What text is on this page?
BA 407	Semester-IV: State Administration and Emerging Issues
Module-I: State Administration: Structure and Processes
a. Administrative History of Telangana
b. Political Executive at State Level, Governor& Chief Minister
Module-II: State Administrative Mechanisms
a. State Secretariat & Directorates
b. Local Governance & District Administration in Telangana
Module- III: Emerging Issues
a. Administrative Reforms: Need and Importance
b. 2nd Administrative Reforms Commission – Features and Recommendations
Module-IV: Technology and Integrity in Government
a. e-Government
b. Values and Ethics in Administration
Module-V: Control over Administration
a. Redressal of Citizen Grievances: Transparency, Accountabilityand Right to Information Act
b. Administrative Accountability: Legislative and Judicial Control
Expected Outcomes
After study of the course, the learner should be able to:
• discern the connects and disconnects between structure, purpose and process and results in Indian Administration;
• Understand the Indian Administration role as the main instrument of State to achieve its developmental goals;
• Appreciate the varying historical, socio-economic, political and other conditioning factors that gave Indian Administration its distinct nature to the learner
------
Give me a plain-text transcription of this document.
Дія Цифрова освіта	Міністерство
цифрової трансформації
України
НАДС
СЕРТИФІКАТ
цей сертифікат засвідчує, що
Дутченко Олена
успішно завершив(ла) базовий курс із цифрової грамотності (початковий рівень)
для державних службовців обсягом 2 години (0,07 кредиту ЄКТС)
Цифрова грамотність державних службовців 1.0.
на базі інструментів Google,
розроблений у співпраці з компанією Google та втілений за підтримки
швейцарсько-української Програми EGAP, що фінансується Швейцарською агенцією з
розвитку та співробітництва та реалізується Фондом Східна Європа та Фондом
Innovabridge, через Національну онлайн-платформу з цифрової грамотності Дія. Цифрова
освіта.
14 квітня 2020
------
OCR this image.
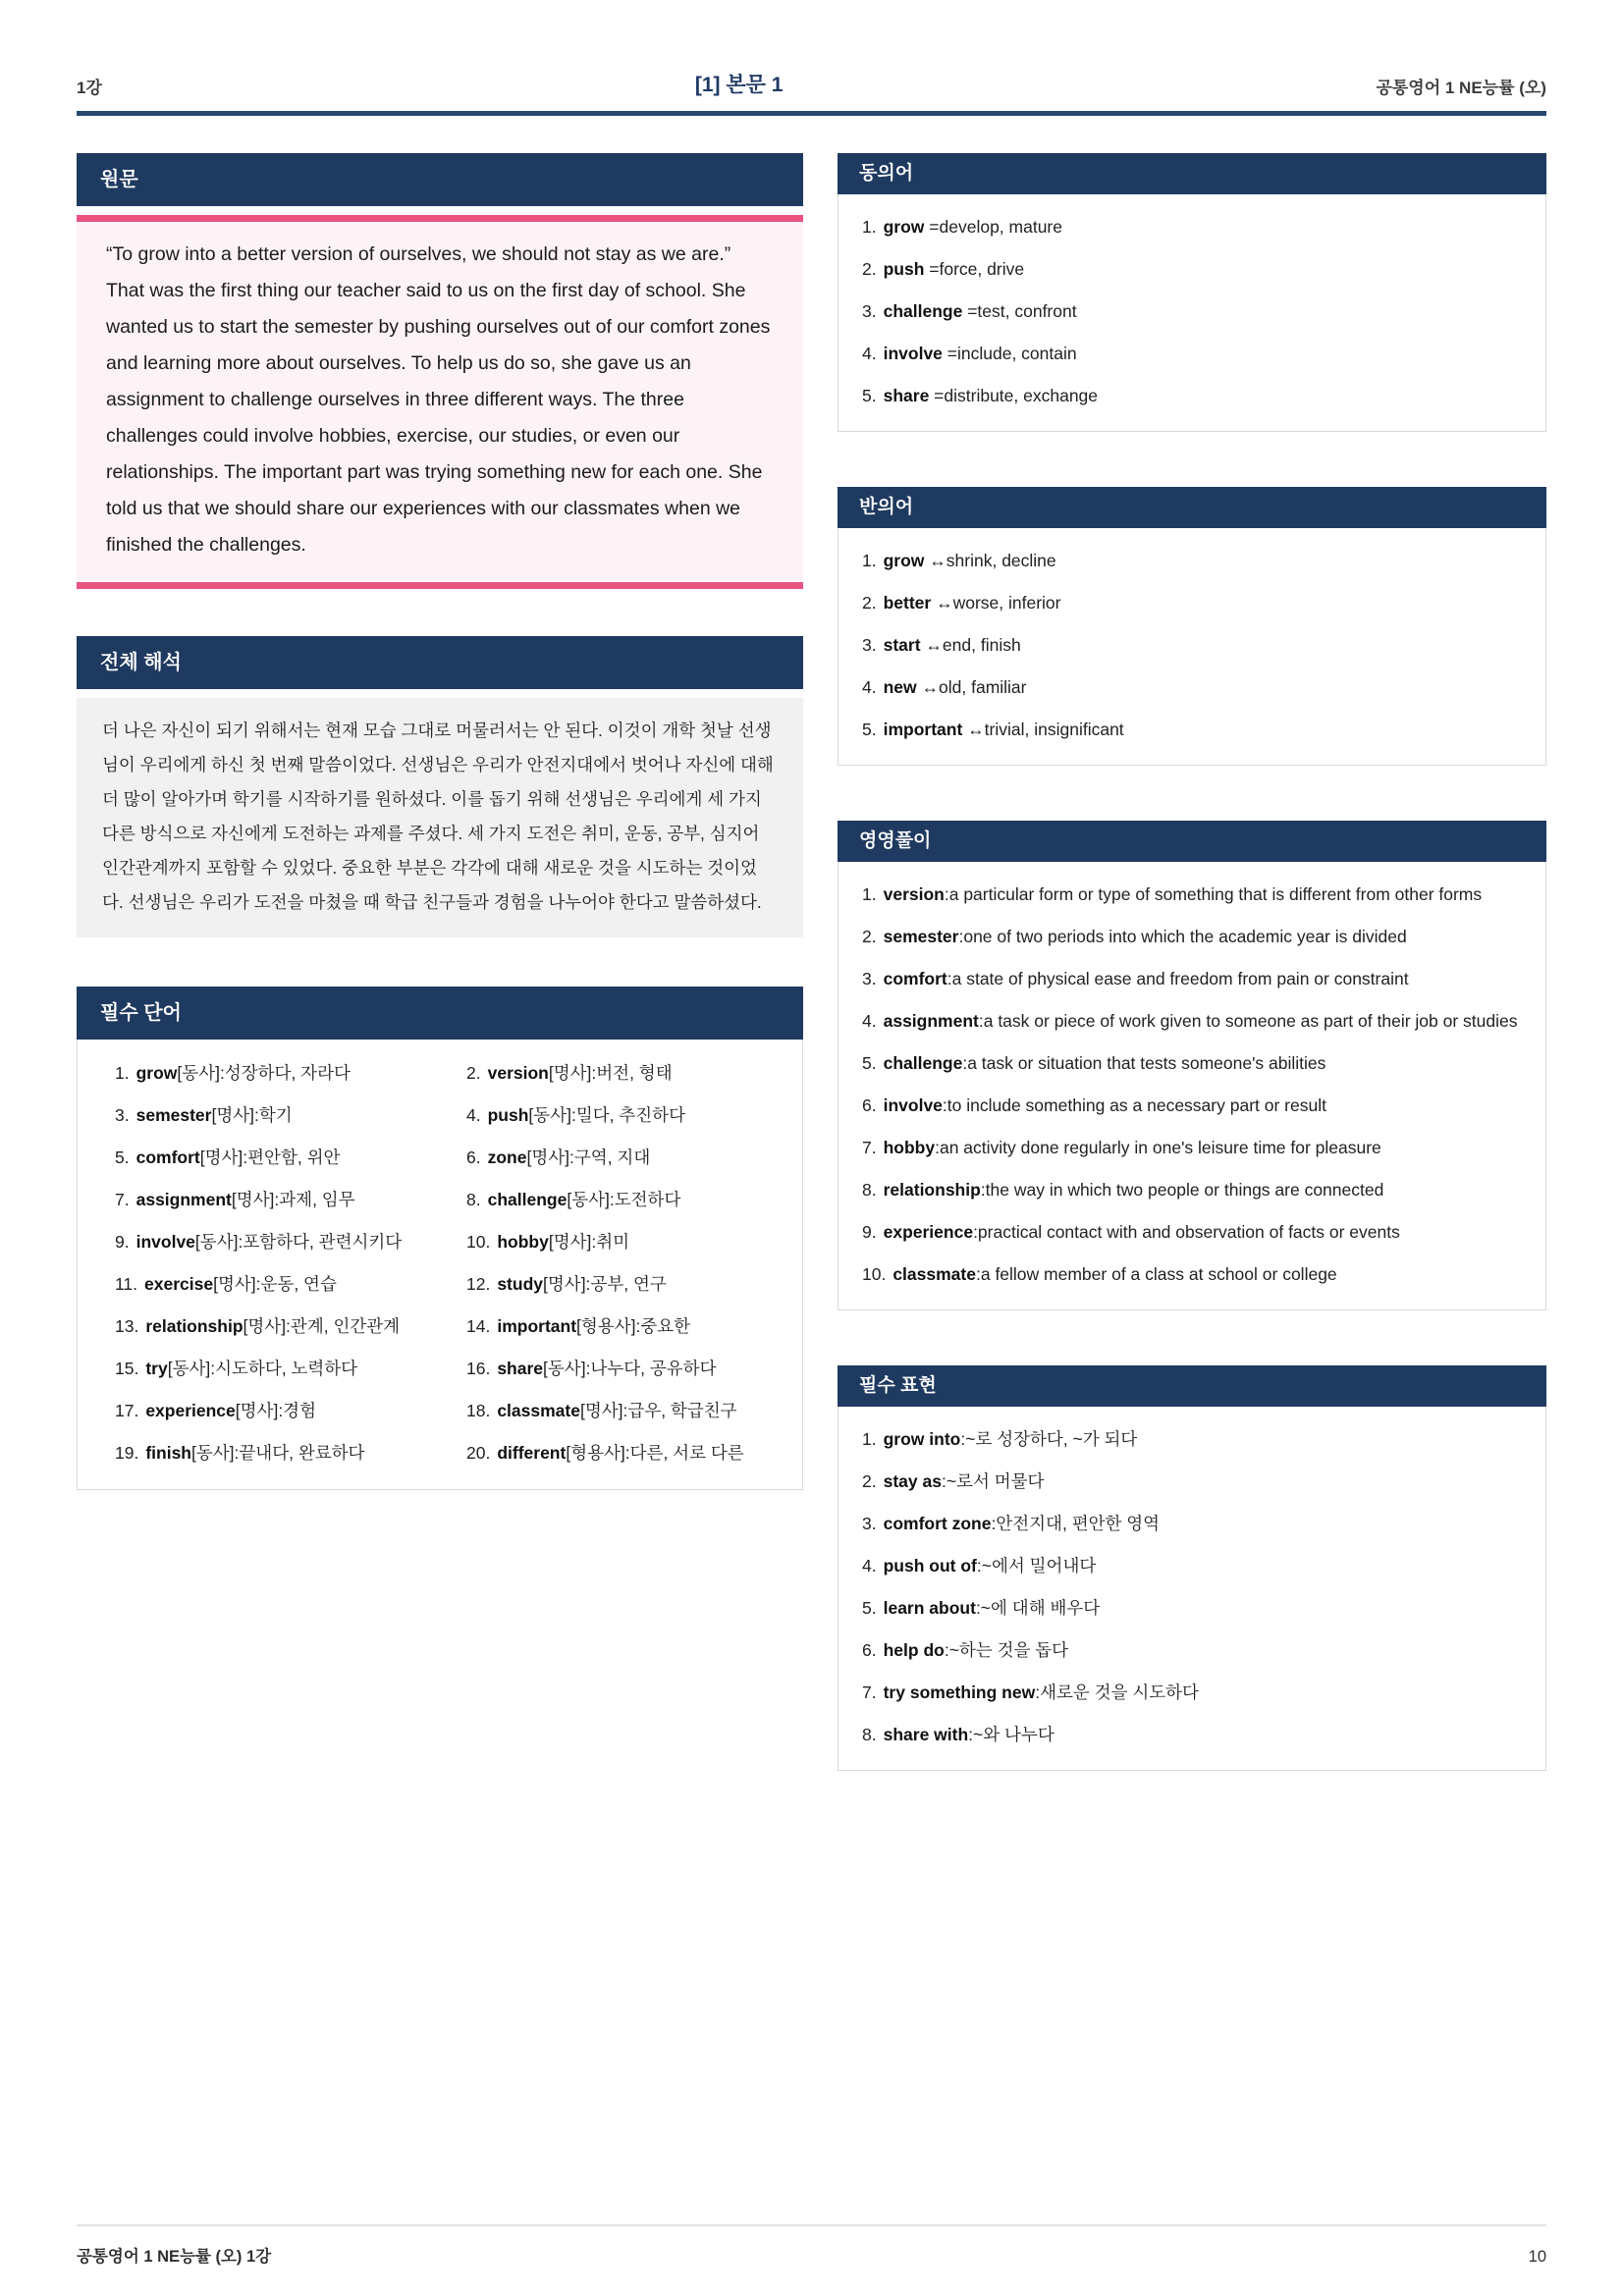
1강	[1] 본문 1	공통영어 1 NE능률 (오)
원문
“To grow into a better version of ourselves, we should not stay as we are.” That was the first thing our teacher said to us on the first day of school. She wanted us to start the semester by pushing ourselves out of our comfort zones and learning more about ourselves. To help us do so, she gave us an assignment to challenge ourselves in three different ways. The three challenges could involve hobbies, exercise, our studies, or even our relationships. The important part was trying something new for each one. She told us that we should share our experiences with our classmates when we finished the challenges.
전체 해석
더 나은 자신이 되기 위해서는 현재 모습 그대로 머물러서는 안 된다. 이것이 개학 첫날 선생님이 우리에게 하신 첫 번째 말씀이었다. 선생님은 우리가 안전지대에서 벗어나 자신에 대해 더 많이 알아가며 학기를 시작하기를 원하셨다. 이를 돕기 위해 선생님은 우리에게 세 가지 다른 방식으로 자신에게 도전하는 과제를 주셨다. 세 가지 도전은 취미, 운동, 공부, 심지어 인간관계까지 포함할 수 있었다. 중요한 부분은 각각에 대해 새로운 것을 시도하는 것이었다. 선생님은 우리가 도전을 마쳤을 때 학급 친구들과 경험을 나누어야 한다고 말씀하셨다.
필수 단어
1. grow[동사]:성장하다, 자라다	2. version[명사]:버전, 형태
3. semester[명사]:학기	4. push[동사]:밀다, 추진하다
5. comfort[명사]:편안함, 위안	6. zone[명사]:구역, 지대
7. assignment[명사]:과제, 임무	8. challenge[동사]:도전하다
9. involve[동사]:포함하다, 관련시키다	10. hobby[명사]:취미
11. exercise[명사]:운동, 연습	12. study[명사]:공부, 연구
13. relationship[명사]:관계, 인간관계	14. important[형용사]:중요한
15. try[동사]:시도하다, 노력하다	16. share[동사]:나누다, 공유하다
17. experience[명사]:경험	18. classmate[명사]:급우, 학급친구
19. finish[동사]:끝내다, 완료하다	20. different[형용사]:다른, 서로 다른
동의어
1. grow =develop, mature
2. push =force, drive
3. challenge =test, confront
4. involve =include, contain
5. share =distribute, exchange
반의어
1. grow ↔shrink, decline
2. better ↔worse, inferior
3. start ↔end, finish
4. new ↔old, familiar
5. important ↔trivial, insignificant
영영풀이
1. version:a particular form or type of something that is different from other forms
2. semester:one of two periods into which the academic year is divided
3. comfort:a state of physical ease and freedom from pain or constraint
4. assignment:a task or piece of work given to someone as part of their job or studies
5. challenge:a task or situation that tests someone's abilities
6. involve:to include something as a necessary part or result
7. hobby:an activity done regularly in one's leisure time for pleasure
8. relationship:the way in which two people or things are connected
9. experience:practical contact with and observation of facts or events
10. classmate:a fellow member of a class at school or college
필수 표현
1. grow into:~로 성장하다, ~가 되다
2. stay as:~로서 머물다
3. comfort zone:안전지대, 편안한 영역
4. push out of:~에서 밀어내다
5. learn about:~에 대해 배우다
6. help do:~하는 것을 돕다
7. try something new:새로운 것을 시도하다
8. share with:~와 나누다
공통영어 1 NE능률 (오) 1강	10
------
# WHAT THE TASK ASKS
Where a line in the entries holds the word "Reforms", copy that line.

# WRITTEN ANSWER
a. Administrative Reforms: Need and Importance
b. 2nd Administrative Reforms Commission – Features and Recommendations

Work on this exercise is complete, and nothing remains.